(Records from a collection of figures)
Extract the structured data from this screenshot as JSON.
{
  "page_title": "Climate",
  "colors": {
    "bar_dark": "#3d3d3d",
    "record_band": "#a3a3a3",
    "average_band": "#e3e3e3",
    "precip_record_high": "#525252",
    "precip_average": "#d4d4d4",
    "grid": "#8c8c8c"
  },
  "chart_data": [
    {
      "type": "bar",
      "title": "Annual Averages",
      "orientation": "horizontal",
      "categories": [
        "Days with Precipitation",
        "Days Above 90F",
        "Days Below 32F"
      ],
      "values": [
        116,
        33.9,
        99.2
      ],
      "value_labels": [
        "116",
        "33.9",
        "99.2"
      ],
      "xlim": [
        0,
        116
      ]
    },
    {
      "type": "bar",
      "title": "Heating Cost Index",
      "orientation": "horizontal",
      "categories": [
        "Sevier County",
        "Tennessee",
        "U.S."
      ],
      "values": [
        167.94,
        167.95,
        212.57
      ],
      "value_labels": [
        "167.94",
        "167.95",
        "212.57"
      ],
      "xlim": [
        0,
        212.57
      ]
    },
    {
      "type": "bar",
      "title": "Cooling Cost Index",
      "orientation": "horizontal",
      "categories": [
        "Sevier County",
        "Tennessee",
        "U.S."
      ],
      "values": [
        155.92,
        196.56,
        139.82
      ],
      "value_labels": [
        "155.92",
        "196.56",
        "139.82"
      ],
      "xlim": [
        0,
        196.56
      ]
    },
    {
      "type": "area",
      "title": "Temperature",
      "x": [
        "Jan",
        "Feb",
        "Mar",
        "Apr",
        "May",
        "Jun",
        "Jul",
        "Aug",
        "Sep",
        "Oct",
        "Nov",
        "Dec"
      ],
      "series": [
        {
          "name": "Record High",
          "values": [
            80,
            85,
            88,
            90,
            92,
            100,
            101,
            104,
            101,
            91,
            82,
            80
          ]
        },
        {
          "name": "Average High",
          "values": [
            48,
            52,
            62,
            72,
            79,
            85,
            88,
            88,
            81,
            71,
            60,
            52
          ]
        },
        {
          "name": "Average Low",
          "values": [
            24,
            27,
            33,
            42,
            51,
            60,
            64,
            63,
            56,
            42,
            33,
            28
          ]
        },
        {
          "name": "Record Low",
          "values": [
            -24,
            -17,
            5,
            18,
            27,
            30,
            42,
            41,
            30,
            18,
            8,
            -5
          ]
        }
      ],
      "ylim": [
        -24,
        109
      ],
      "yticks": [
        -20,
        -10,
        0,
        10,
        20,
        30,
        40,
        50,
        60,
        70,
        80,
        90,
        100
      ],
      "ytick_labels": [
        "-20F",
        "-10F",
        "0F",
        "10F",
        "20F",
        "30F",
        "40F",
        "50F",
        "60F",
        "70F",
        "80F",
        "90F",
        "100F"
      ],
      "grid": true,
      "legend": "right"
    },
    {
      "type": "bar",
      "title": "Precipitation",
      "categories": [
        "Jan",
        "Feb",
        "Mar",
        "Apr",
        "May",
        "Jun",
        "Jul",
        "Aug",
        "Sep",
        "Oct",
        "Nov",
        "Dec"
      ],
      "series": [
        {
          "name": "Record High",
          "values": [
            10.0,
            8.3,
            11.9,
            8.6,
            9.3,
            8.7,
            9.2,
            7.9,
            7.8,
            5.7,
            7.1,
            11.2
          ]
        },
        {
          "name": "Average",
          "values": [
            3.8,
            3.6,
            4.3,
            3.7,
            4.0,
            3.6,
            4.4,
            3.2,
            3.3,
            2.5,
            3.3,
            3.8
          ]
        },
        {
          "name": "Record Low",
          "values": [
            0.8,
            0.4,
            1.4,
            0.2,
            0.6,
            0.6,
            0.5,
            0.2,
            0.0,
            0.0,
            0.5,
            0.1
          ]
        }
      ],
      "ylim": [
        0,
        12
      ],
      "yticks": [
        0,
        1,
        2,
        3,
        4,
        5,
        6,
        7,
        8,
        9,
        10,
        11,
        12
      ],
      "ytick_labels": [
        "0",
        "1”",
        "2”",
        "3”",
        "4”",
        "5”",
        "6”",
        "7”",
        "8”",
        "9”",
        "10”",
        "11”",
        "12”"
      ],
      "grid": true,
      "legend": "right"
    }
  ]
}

* _THE PROBLEM_
Copy out all of the lines above exactly.

* _EXERCISE RESPONSE_
Extract the structured data from this screenshot as JSON.
{
  "page_title": "Climate",
  "colors": {
    "bar_dark": "#3d3d3d",
    "record_band": "#a3a3a3",
    "average_band": "#e3e3e3",
    "precip_record_high": "#525252",
    "precip_average": "#d4d4d4",
    "grid": "#8c8c8c"
  },
  "chart_data": [
    {
      "type": "bar",
      "title": "Annual Averages",
      "orientation": "horizontal",
      "categories": [
        "Days with Precipitation",
        "Days Above 90F",
        "Days Below 32F"
      ],
      "values": [
        116,
        33.9,
        99.2
      ],
      "value_labels": [
        "116",
        "33.9",
        "99.2"
      ],
      "xlim": [
        0,
        116
      ]
    },
    {
      "type": "bar",
      "title": "Heating Cost Index",
      "orientation": "horizontal",
      "categories": [
        "Sevier County",
        "Tennessee",
        "U.S."
      ],
      "values": [
        167.94,
        167.95,
        212.57
      ],
      "value_labels": [
        "167.94",
        "167.95",
        "212.57"
      ],
      "xlim": [
        0,
        212.57
      ]
    },
    {
      "type": "bar",
      "title": "Cooling Cost Index",
      "orientation": "horizontal",
      "categories": [
        "Sevier County",
        "Tennessee",
        "U.S."
      ],
      "values": [
        155.92,
        196.56,
        139.82
      ],
      "value_labels": [
        "155.92",
        "196.56",
        "139.82"
      ],
      "xlim": [
        0,
        196.56
      ]
    },
    {
      "type": "area",
      "title": "Temperature",
      "x": [
        "Jan",
        "Feb",
        "Mar",
        "Apr",
        "May",
        "Jun",
        "Jul",
        "Aug",
        "Sep",
        "Oct",
        "Nov",
        "Dec"
      ],
      "series": [
        {
          "name": "Record High",
          "values": [
            80,
            85,
            88,
            90,
            92,
            100,
            101,
            104,
            101,
            91,
            82,
            80
          ]
        },
        {
          "name": "Average High",
          "values": [
            48,
            52,
            62,
            72,
            79,
            85,
            88,
            88,
            81,
            71,
            60,
            52
          ]
        },
        {
          "name": "Average Low",
          "values": [
            24,
            27,
            33,
            42,
            51,
            60,
            64,
            63,
            56,
            42,
            33,
            28
          ]
        },
        {
          "name": "Record Low",
          "values": [
            -24,
            -17,
            5,
            18,
            27,
            30,
            42,
            41,
            30,
            18,
            8,
            -5
          ]
        }
      ],
      "ylim": [
        -24,
        109
      ],
      "yticks": [
        -20,
        -10,
        0,
        10,
        20,
        30,
        40,
        50,
        60,
        70,
        80,
        90,
        100
      ],
      "ytick_labels": [
        "-20F",
        "-10F",
        "0F",
        "10F",
        "20F",
        "30F",
        "40F",
        "50F",
        "60F",
        "70F",
        "80F",
        "90F",
        "100F"
      ],
      "grid": true,
      "legend": "right"
    },
    {
      "type": "bar",
      "title": "Precipitation",
      "categories": [
        "Jan",
        "Feb",
        "Mar",
        "Apr",
        "May",
        "Jun",
        "Jul",
        "Aug",
        "Sep",
        "Oct",
        "Nov",
        "Dec"
      ],
      "series": [
        {
          "name": "Record High",
          "values": [
            10.0,
            8.3,
            11.9,
            8.6,
            9.3,
            8.7,
            9.2,
            7.9,
            7.8,
            5.7,
            7.1,
            11.2
          ]
        },
        {
          "name": "Average",
          "values": [
            3.8,
            3.6,
            4.3,
            3.7,
            4.0,
            3.6,
            4.4,
            3.2,
            3.3,
            2.5,
            3.3,
            3.8
          ]
        },
        {
          "name": "Record Low",
          "values": [
            0.8,
            0.4,
            1.4,
            0.2,
            0.6,
            0.6,
            0.5,
            0.2,
            0.0,
            0.0,
            0.5,
            0.1
          ]
        }
      ],
      "ylim": [
        0,
        12
      ],
      "yticks": [
        0,
        1,
        2,
        3,
        4,
        5,
        6,
        7,
        8,
        9,
        10,
        11,
        12
      ],
      "ytick_labels": [
        "0",
        "1”",
        "2”",
        "3”",
        "4”",
        "5”",
        "6”",
        "7”",
        "8”",
        "9”",
        "10”",
        "11”",
        "12”"
      ],
      "grid": true,
      "legend": "right"
    }
  ]
}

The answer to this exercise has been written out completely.